──────── MATERIAL PROVIDED ────────

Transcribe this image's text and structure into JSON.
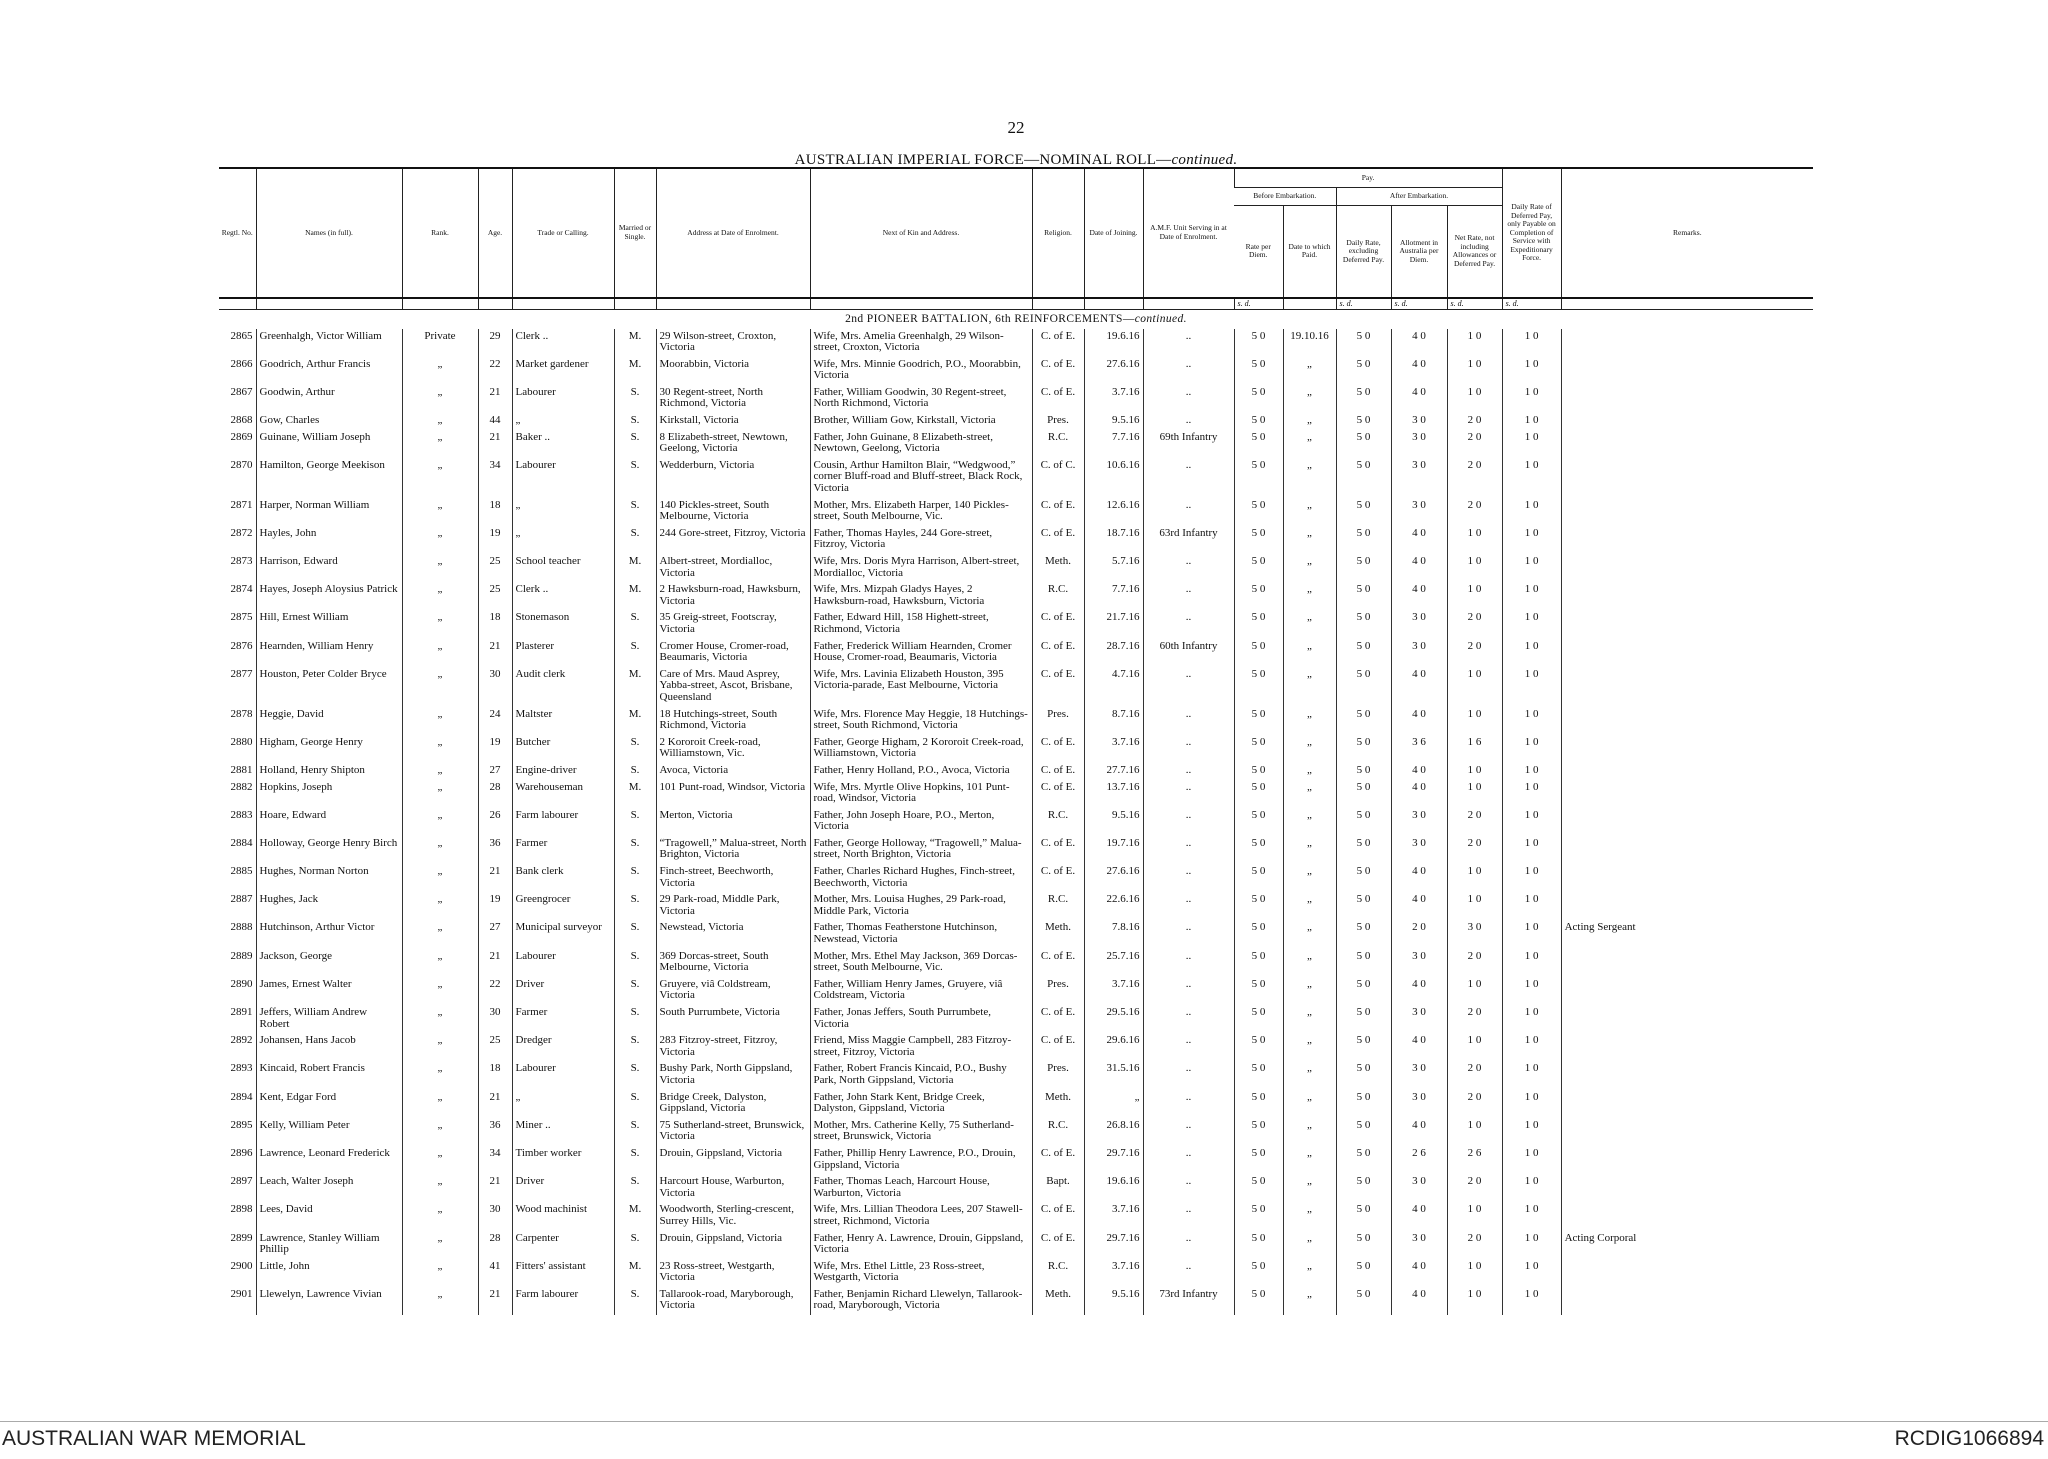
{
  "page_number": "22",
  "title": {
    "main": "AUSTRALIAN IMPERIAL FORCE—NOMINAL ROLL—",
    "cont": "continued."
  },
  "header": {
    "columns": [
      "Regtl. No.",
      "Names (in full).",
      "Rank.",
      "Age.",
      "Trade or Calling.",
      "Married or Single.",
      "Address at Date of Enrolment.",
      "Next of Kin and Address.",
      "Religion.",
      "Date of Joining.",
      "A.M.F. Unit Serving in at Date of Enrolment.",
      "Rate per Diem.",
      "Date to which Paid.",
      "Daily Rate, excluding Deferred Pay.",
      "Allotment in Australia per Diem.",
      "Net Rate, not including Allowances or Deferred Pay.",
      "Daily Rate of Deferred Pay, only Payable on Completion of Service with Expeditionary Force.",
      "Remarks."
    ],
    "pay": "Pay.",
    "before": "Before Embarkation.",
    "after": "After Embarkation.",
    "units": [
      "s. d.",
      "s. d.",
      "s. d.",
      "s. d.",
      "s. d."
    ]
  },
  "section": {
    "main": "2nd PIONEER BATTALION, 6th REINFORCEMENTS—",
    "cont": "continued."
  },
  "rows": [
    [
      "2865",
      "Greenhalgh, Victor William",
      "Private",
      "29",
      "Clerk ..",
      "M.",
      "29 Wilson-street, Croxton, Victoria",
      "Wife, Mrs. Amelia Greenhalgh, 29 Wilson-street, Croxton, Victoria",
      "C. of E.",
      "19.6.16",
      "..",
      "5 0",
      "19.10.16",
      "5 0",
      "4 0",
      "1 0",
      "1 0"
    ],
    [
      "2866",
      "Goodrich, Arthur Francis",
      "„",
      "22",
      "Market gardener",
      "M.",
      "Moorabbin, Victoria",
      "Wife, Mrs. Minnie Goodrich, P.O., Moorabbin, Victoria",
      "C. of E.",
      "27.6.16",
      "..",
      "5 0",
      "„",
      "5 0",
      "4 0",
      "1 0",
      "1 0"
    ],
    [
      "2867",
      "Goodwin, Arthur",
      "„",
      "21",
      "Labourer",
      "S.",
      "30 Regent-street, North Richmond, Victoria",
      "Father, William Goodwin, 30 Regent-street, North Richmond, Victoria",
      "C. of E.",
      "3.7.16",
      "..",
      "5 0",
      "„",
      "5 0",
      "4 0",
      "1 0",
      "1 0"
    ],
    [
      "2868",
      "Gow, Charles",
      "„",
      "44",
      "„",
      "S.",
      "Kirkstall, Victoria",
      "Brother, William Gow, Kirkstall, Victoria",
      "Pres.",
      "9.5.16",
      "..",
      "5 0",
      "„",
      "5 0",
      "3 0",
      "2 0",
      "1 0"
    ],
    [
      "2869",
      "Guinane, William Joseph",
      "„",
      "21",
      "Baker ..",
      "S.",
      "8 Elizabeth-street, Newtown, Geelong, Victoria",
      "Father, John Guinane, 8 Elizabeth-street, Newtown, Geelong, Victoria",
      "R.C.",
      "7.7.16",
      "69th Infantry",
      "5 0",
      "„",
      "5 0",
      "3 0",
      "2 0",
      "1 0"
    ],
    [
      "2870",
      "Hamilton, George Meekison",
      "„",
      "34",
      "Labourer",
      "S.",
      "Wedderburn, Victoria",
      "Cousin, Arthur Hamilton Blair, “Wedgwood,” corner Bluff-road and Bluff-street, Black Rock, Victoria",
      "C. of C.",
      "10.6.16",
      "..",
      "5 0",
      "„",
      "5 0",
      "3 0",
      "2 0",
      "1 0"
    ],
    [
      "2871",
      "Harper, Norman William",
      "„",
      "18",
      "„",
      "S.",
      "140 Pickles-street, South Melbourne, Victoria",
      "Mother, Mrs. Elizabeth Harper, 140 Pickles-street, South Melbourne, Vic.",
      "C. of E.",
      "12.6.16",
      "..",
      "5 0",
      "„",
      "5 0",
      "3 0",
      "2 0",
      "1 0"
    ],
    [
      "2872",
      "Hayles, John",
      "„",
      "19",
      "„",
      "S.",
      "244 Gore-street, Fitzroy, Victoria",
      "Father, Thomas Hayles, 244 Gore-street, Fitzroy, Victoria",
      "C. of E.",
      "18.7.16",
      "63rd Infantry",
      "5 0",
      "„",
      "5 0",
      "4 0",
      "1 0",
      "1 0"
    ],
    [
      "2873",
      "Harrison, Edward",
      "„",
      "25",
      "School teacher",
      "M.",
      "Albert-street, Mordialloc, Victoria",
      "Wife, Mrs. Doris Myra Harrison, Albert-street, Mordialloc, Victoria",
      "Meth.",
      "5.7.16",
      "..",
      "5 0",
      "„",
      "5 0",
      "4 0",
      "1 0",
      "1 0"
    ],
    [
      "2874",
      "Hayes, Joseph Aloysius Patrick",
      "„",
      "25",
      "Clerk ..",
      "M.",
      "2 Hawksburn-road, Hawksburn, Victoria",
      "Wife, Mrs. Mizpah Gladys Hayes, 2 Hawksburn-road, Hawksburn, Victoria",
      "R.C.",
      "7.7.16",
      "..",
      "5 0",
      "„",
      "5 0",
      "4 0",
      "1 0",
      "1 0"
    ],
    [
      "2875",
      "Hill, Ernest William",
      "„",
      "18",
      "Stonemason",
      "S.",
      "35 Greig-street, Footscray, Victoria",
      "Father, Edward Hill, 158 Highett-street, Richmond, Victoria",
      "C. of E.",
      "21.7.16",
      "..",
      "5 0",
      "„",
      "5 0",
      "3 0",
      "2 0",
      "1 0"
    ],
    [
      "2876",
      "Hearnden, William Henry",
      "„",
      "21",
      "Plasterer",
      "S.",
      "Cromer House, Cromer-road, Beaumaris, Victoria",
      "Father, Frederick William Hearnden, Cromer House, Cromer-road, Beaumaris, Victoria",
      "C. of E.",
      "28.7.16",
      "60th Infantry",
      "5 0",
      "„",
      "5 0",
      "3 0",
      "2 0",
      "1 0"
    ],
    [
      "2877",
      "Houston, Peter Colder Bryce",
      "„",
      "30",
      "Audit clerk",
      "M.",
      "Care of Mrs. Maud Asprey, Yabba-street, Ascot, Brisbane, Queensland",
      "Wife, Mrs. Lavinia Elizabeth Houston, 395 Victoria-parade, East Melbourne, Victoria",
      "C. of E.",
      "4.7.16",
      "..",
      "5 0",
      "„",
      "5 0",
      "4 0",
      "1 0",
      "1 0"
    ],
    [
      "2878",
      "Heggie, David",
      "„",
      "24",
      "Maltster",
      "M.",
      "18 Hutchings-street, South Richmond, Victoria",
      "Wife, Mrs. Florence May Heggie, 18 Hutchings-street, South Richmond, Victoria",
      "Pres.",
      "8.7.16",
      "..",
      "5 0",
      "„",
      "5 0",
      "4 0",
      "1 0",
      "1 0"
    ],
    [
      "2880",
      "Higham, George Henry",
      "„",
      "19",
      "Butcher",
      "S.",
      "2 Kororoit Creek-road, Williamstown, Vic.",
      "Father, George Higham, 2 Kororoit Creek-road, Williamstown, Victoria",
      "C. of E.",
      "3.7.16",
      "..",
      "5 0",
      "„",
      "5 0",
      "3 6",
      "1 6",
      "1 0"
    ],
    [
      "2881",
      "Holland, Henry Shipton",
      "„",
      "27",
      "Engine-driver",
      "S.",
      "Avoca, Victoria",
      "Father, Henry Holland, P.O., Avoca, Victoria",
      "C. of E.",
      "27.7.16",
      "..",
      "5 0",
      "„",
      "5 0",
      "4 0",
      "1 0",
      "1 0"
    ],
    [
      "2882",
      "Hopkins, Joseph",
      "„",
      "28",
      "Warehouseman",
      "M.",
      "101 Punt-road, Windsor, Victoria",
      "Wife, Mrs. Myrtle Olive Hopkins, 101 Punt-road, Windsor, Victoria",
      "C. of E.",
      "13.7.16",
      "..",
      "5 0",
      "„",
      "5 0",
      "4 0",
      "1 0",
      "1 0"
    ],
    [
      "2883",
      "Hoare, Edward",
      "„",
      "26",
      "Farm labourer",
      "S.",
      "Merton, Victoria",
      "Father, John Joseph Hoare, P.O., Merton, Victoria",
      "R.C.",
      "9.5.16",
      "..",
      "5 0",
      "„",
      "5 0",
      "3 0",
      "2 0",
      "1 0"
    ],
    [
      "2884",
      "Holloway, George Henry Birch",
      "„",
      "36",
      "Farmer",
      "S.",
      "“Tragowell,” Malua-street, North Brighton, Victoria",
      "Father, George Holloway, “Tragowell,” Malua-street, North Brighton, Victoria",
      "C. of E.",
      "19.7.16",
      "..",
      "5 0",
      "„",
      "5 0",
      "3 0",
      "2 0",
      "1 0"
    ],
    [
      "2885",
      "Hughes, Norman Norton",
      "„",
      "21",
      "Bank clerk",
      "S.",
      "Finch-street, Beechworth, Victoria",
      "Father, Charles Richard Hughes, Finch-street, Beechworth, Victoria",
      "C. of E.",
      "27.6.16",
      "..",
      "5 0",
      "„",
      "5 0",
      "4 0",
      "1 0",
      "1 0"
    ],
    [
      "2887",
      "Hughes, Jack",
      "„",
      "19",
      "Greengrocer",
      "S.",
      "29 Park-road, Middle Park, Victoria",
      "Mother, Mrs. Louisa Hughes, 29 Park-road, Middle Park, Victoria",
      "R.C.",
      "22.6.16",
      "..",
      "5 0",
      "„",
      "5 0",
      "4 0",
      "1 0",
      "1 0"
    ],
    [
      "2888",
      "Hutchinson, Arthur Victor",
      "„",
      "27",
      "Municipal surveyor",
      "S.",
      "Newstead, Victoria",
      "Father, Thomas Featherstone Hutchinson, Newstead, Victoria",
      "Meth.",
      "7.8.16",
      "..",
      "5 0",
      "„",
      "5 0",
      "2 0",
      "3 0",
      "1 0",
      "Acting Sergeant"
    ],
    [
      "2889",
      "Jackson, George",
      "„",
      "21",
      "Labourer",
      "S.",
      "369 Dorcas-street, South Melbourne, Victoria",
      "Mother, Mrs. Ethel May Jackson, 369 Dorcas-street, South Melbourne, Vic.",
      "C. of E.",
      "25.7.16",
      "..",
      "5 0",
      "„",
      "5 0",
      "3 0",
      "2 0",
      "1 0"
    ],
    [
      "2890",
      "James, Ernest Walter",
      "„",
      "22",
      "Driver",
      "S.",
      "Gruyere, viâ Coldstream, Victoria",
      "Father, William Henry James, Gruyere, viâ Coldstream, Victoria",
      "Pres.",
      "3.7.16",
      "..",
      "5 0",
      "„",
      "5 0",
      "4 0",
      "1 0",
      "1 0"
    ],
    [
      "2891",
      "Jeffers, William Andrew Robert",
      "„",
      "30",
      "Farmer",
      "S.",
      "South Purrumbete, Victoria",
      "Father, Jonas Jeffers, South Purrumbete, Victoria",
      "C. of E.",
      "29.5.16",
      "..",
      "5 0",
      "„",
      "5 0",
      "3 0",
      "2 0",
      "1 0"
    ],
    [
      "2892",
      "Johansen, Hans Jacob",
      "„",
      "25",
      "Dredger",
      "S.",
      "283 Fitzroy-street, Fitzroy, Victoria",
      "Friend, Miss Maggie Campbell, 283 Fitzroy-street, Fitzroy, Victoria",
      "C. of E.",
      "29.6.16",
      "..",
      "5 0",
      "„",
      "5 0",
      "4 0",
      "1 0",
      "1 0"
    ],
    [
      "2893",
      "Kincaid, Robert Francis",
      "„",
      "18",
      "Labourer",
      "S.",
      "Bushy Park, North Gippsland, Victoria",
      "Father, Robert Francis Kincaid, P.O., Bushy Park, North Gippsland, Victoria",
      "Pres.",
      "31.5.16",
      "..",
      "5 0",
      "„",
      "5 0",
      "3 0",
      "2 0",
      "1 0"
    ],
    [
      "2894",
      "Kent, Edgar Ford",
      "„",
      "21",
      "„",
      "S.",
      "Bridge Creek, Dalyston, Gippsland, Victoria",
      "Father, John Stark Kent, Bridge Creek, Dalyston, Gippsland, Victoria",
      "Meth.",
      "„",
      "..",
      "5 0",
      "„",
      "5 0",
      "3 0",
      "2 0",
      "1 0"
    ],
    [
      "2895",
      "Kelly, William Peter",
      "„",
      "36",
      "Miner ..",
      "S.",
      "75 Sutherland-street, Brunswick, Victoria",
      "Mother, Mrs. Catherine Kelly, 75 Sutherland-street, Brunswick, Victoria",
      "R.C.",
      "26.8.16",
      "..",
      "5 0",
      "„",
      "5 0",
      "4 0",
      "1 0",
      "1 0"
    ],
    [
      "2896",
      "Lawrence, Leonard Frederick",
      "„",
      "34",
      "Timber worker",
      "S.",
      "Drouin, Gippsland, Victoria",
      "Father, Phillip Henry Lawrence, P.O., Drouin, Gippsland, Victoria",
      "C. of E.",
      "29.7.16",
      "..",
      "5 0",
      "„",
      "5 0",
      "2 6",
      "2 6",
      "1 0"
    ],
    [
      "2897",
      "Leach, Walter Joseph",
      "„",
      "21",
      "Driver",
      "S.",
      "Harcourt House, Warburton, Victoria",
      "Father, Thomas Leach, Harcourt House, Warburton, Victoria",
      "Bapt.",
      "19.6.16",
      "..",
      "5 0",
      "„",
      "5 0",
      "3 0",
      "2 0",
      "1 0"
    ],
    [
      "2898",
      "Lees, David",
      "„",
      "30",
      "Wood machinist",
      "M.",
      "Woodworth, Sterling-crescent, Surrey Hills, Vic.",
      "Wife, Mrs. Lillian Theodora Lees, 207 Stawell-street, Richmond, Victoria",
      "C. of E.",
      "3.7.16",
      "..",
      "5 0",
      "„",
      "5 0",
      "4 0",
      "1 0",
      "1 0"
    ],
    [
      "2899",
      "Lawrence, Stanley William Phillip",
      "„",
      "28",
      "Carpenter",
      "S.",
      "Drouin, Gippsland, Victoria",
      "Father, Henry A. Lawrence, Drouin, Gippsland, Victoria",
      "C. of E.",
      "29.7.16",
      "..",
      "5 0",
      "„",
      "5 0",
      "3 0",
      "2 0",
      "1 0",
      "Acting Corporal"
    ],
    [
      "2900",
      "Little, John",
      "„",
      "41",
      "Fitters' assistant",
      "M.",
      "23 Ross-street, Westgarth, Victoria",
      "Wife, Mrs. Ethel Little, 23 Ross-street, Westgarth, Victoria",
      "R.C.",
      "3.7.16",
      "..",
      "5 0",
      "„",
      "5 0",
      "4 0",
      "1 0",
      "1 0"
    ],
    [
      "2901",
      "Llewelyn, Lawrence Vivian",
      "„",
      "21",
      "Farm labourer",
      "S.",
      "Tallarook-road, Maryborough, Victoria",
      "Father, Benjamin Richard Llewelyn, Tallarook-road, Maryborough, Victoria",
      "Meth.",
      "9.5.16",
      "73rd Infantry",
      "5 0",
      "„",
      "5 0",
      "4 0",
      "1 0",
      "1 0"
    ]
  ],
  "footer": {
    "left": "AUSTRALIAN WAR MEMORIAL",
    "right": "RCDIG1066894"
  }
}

────────

* CHALLENGE *
Which lines contain "Fitzroy"? Show each of them.

* COMPLETED EXERCISE *
      "244 Gore-street, Fitzroy, Victoria",
      "Father, Thomas Hayles, 244 Gore-street, Fitzroy, Victoria",
      "283 Fitzroy-street, Fitzroy, Victoria",
      "Friend, Miss Maggie Campbell, 283 Fitzroy-street, Fitzroy, Victoria",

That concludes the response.